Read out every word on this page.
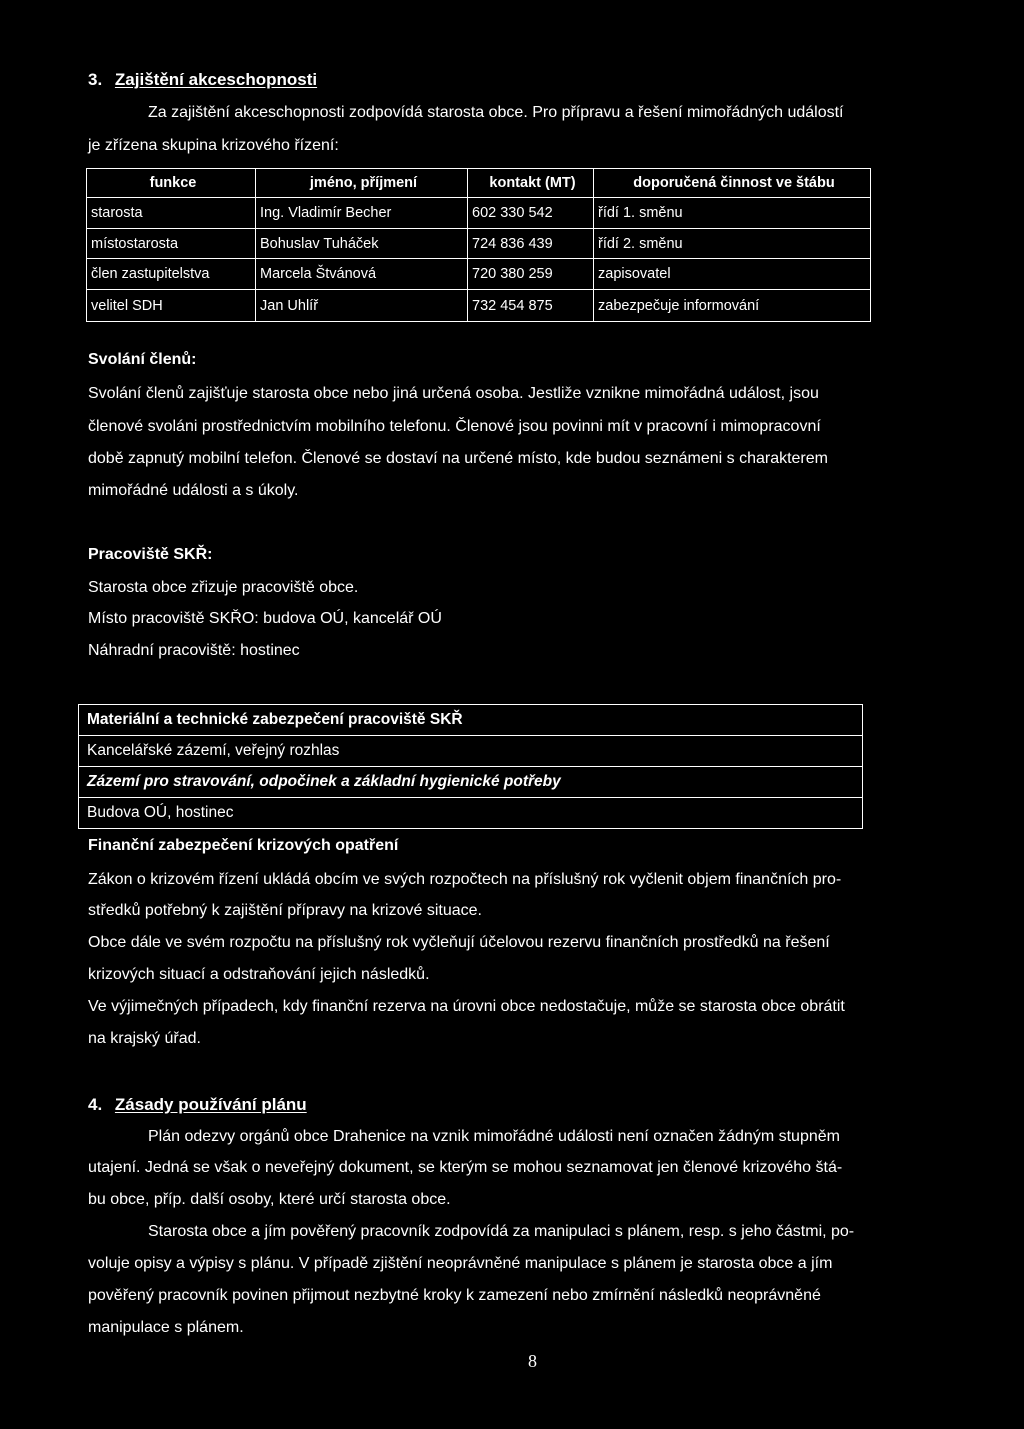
3. Zajištění akceschopnosti
Za zajištění akceschopnosti zodpovídá starosta obce. Pro přípravu a řešení mimořádných událostí
je zřízena skupina krizového řízení:
funkce	jméno, příjmení	kontakt (MT)	doporučená činnost ve štábu
starosta	Ing. Vladimír Becher	602 330 542	řídí 1. směnu
místostarosta	Bohuslav Tuháček	724 836 439	řídí 2. směnu
člen zastupitelstva	Marcela Štvánová	720 380 259	zapisovatel
velitel SDH	Jan Uhlíř	732 454 875	zabezpečuje informování
Svolání členů:
Svolání členů zajišťuje starosta obce nebo jiná určená osoba. Jestliže vznikne mimořádná událost, jsou
členové svoláni prostřednictvím mobilního telefonu. Členové jsou povinni mít v pracovní i mimopracovní
době zapnutý mobilní telefon. Členové se dostaví na určené místo, kde budou seznámeni s charakterem
mimořádné události a s úkoly.
Pracoviště SKŘ:
Starosta obce zřizuje pracoviště obce.
Místo pracoviště SKŘO: budova OÚ, kancelář OÚ
Náhradní pracoviště: hostinec
Materiální a technické zabezpečení pracoviště SKŘ
Kancelářské zázemí, veřejný rozhlas
Zázemí pro stravování, odpočinek a základní hygienické potřeby
Budova OÚ, hostinec
Finanční zabezpečení krizových opatření
Zákon o krizovém řízení ukládá obcím ve svých rozpočtech na příslušný rok vyčlenit objem finančních pro-
středků potřebný k zajištění přípravy na krizové situace.
Obce dále ve svém rozpočtu na příslušný rok vyčleňují účelovou rezervu finančních prostředků na řešení
krizových situací a odstraňování jejich následků.
Ve výjimečných případech, kdy finanční rezerva na úrovni obce nedostačuje, může se starosta obce obrátit
na krajský úřad.
4. Zásady používání plánu
Plán odezvy orgánů obce Drahenice na vznik mimořádné události není označen žádným stupněm
utajení. Jedná se však o neveřejný dokument, se kterým se mohou seznamovat jen členové krizového štá-
bu obce, příp. další osoby, které určí starosta obce.
Starosta obce a jím pověřený pracovník zodpovídá za manipulaci s plánem, resp. s jeho částmi, po-
voluje opisy a výpisy s plánu. V případě zjištění neoprávněné manipulace s plánem je starosta obce a jím
pověřený pracovník povinen přijmout nezbytné kroky k zamezení nebo zmírnění následků neoprávněné
manipulace s plánem.
8
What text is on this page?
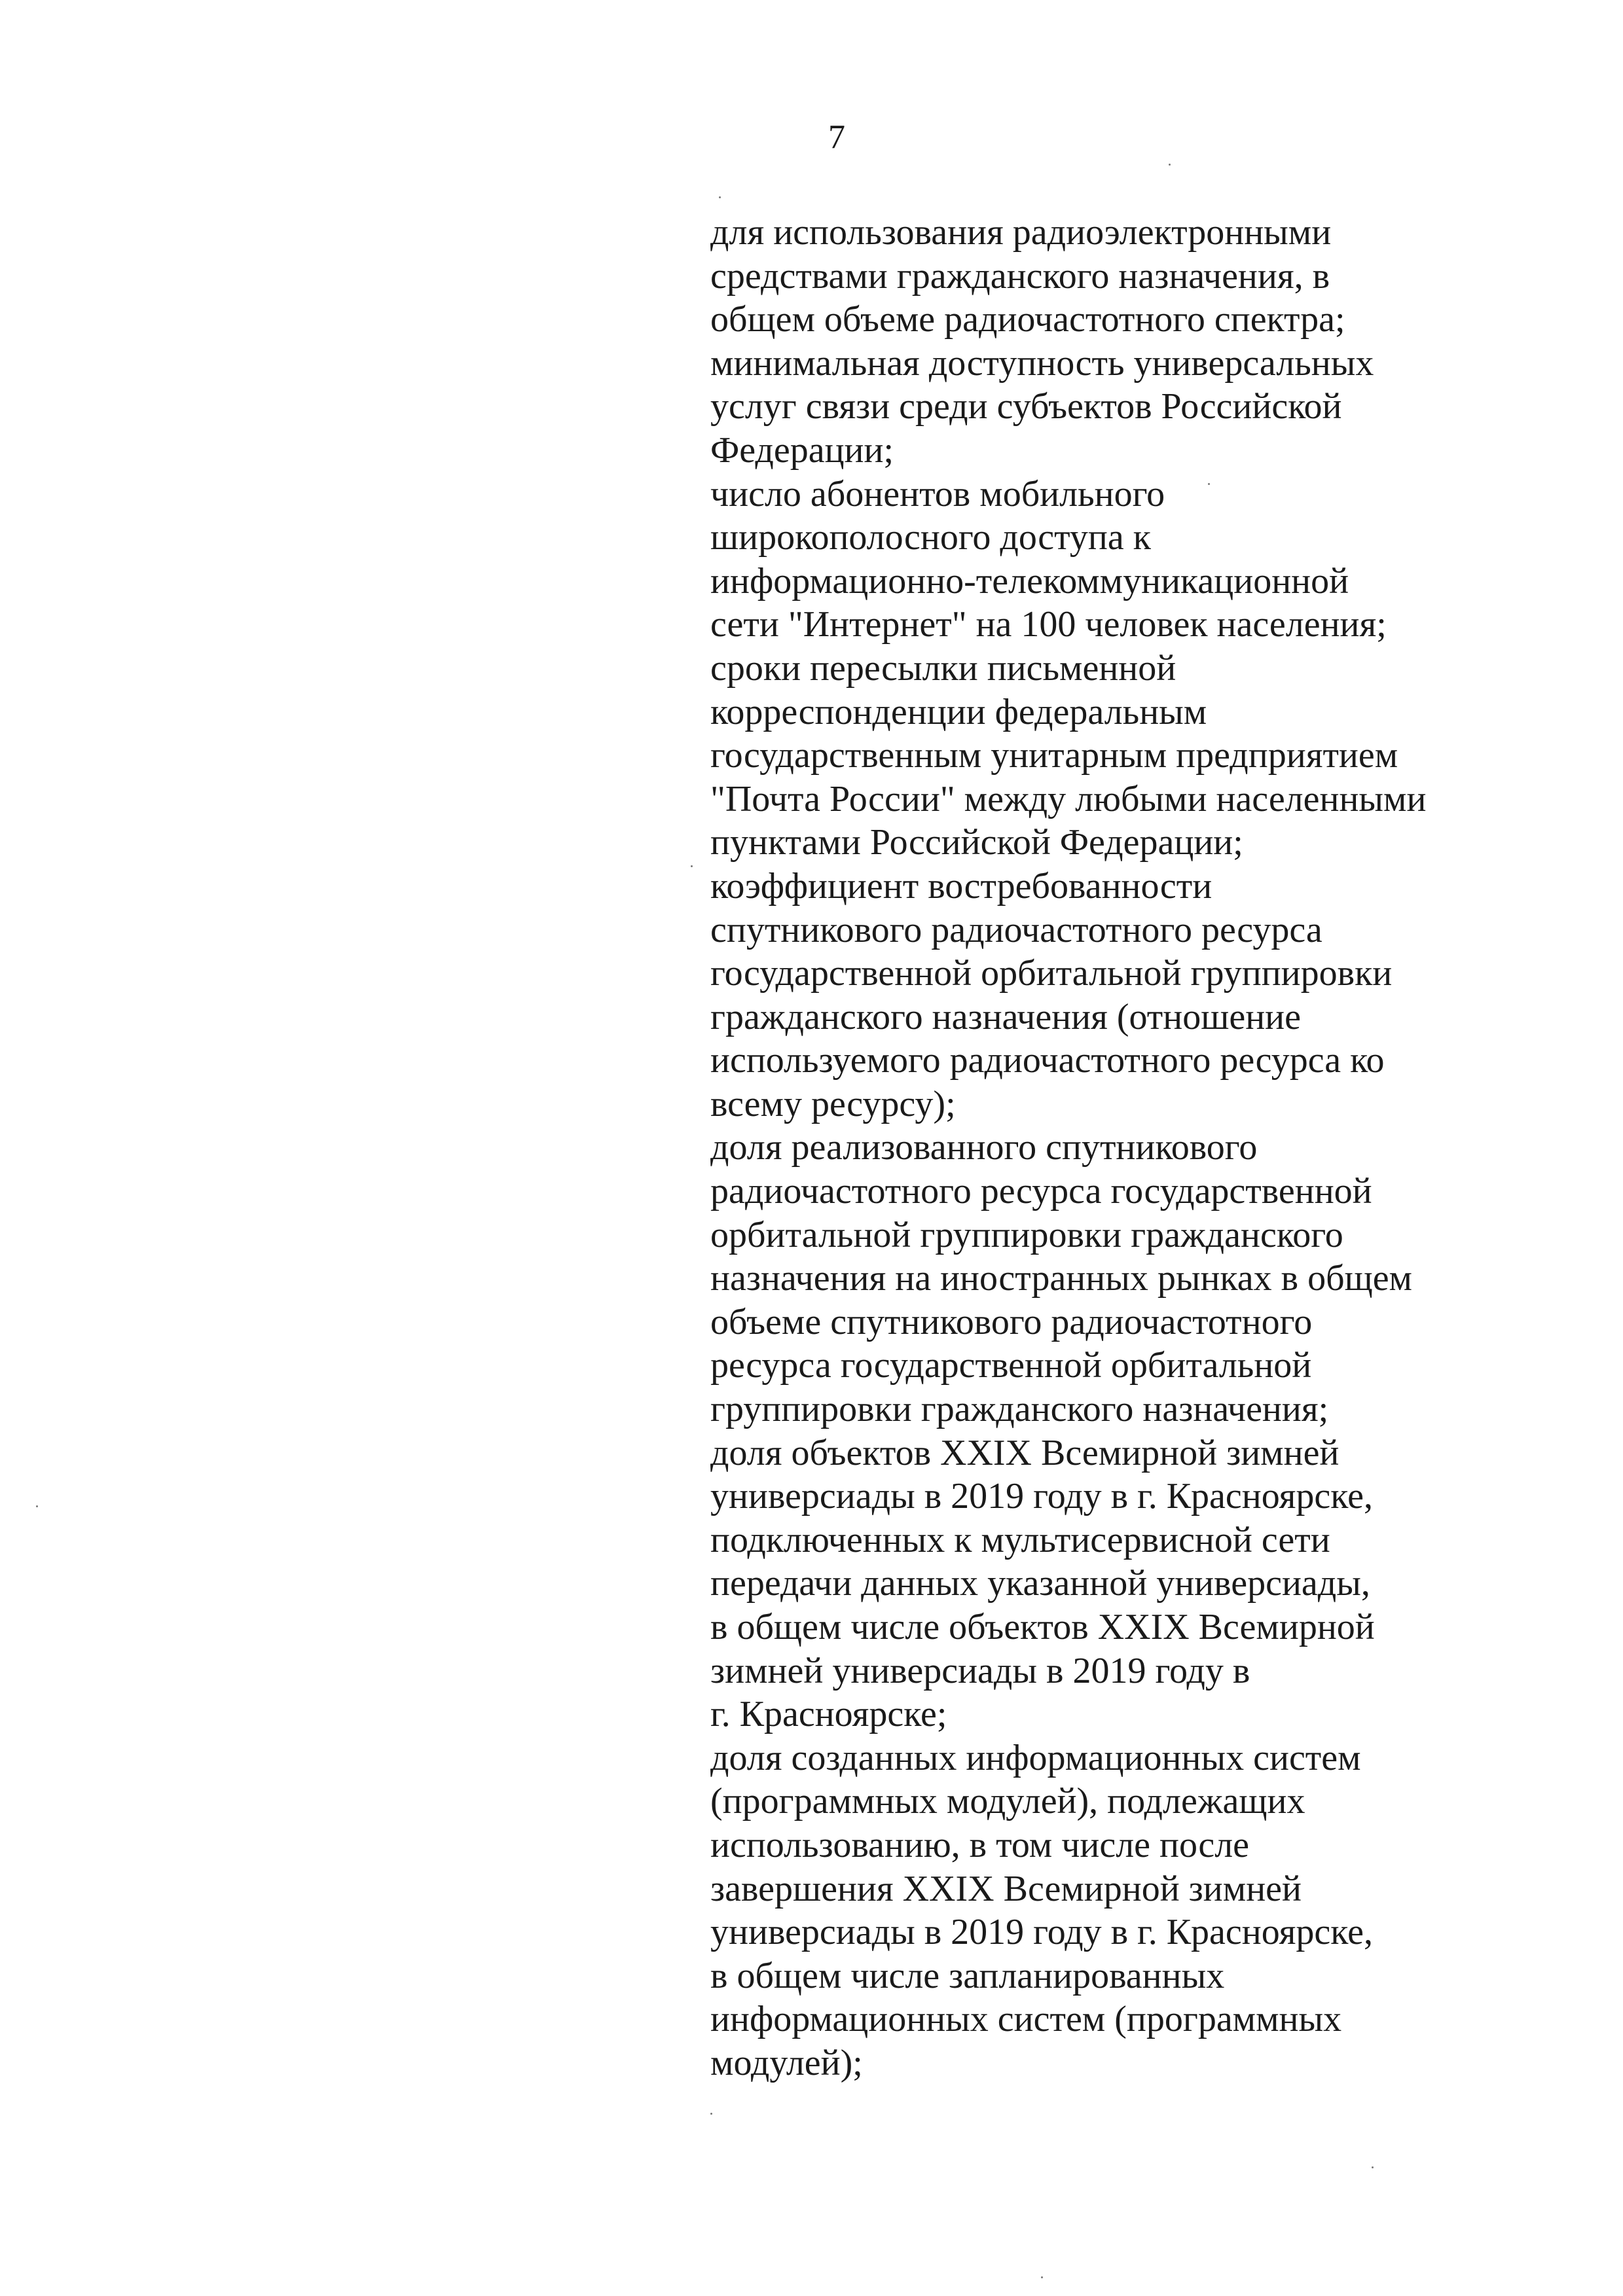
7
для использования радиоэлектронными
средствами гражданского назначения, в
общем объеме радиочастотного спектра;
минимальная доступность универсальных
услуг связи среди субъектов Российской
Федерации;
число абонентов мобильного
широкополосного доступа к
информационно-телекоммуникационной
сети "Интернет" на 100 человек населения;
сроки пересылки письменной
корреспонденции федеральным
государственным унитарным предприятием
"Почта России" между любыми населенными
пунктами Российской Федерации;
коэффициент востребованности
спутникового радиочастотного ресурса
государственной орбитальной группировки
гражданского назначения (отношение
используемого радиочастотного ресурса ко
всему ресурсу);
доля реализованного спутникового
радиочастотного ресурса государственной
орбитальной группировки гражданского
назначения на иностранных рынках в общем
объеме спутникового радиочастотного
ресурса государственной орбитальной
группировки гражданского назначения;
доля объектов XXIX Всемирной зимней
универсиады в 2019 году в г. Красноярске,
подключенных к мультисервисной сети
передачи данных указанной универсиады,
в общем числе объектов XXIX Всемирной
зимней универсиады в 2019 году в
г. Красноярске;
доля созданных информационных систем
(программных модулей), подлежащих
использованию, в том числе после
завершения XXIX Всемирной зимней
универсиады в 2019 году в г. Красноярске,
в общем числе запланированных
информационных систем (программных
модулей);
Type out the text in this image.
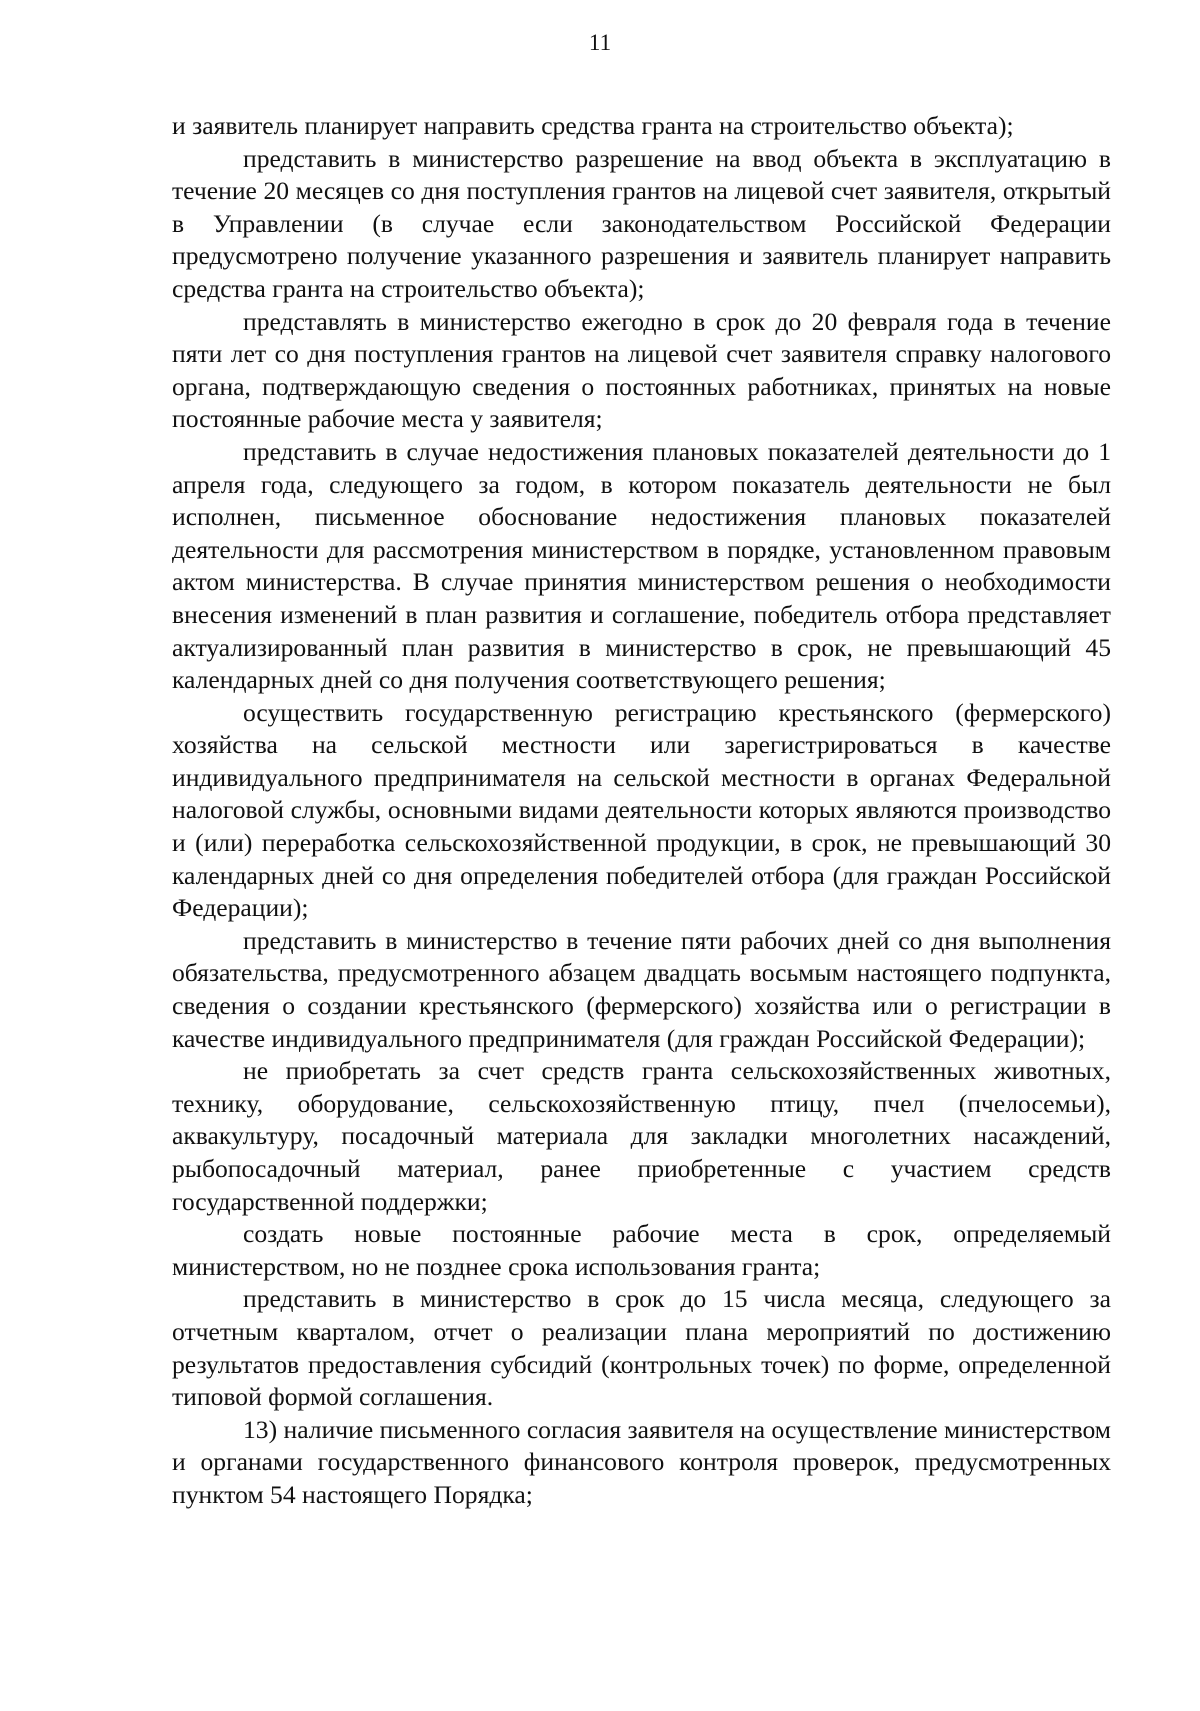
11

и заявитель планирует направить средства гранта на строительство объекта);

представить в министерство разрешение на ввод объекта в эксплуатацию в течение 20 месяцев со дня поступления грантов на лицевой счет заявителя, открытый в Управлении (в случае если законодательством Российской Федерации предусмотрено получение указанного разрешения и заявитель планирует направить средства гранта на строительство объекта);

представлять в министерство ежегодно в срок до 20 февраля года в течение пяти лет со дня поступления грантов на лицевой счет заявителя справку налогового органа, подтверждающую сведения о постоянных работниках, принятых на новые постоянные рабочие места у заявителя;

представить в случае недостижения плановых показателей деятельности до 1 апреля года, следующего за годом, в котором показатель деятельности не был исполнен, письменное обоснование недостижения плановых показателей деятельности для рассмотрения министерством в порядке, установленном правовым актом министерства. В случае принятия министерством решения о необходимости внесения изменений в план развития и соглашение, победитель отбора представляет актуализированный план развития в министерство в срок, не превышающий 45 календарных дней со дня получения соответствующего решения;

осуществить государственную регистрацию крестьянского (фермерского) хозяйства на сельской местности или зарегистрироваться в качестве индивидуального предпринимателя на сельской местности в органах Федеральной налоговой службы, основными видами деятельности которых являются производство и (или) переработка сельскохозяйственной продукции, в срок, не превышающий 30 календарных дней со дня определения победителей отбора (для граждан Российской Федерации);

представить в министерство в течение пяти рабочих дней со дня выполнения обязательства, предусмотренного абзацем двадцать восьмым настоящего подпункта, сведения о создании крестьянского (фермерского) хозяйства или о регистрации в качестве индивидуального предпринимателя (для граждан Российской Федерации);

не приобретать за счет средств гранта сельскохозяйственных животных, технику, оборудование, сельскохозяйственную птицу, пчел (пчелосемьи), аквакультуру, посадочный материала для закладки многолетних насаждений, рыбопосадочный материал, ранее приобретенные с участием средств государственной поддержки;

создать новые постоянные рабочие места в срок, определяемый министерством, но не позднее срока использования гранта;

представить в министерство в срок до 15 числа месяца, следующего за отчетным кварталом, отчет о реализации плана мероприятий по достижению результатов предоставления субсидий (контрольных точек) по форме, определенной типовой формой соглашения.

13) наличие письменного согласия заявителя на осуществление министерством и органами государственного финансового контроля проверок, предусмотренных пунктом 54 настоящего Порядка;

::::

- TASK REQUIREMENTS -
Which lines hold the string "řídí"? List them all.

- ANSWER TO THE PROBLEM -
starosta	Ing. Vladimír Becher	602 330 542	řídí 1. směnu
místostarosta	Bohuslav Tuháček	724 836 439	řídí 2. směnu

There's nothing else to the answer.